— begin —

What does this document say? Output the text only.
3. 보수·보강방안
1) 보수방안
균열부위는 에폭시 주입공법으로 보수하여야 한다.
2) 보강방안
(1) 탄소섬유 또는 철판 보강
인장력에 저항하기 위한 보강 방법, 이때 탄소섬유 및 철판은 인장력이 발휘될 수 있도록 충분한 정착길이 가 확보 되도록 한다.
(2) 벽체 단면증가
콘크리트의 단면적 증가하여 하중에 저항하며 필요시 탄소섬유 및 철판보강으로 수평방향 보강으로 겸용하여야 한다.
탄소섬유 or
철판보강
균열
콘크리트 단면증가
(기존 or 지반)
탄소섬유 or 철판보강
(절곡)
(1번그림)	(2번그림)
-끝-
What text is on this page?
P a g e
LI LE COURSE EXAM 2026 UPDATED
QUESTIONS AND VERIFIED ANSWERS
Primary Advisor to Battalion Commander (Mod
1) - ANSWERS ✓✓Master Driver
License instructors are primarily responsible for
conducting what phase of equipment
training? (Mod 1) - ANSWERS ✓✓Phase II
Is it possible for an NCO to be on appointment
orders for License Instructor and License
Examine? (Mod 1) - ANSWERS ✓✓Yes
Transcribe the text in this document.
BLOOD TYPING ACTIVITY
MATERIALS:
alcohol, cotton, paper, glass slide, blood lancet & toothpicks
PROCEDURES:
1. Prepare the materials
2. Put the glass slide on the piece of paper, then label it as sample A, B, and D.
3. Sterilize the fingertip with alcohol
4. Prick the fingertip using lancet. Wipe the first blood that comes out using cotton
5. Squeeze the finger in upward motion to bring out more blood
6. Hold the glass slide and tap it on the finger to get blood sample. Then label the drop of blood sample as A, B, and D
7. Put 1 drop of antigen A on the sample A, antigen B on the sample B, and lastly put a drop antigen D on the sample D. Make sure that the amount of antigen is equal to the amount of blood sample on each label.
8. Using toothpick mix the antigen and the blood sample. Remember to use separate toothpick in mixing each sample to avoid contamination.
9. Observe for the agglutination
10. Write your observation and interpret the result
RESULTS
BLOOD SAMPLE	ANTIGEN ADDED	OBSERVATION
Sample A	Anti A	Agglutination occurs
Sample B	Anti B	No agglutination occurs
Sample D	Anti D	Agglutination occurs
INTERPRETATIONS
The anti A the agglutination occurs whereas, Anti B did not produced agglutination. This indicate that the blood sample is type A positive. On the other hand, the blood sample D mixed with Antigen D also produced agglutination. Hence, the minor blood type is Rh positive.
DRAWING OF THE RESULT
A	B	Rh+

— end —

From the entries above, select each line containing the string "drop".

→ **Completed task**:
6. Hold the glass slide and tap it on the finger to get blood sample. Then label the drop of blood sample as A, B, and D
7. Put 1 drop of antigen A on the sample A, antigen B on the sample B, and lastly put a drop antigen D on the sample D. Make sure that the amount of antigen is equal to the amount of blood sample on each label.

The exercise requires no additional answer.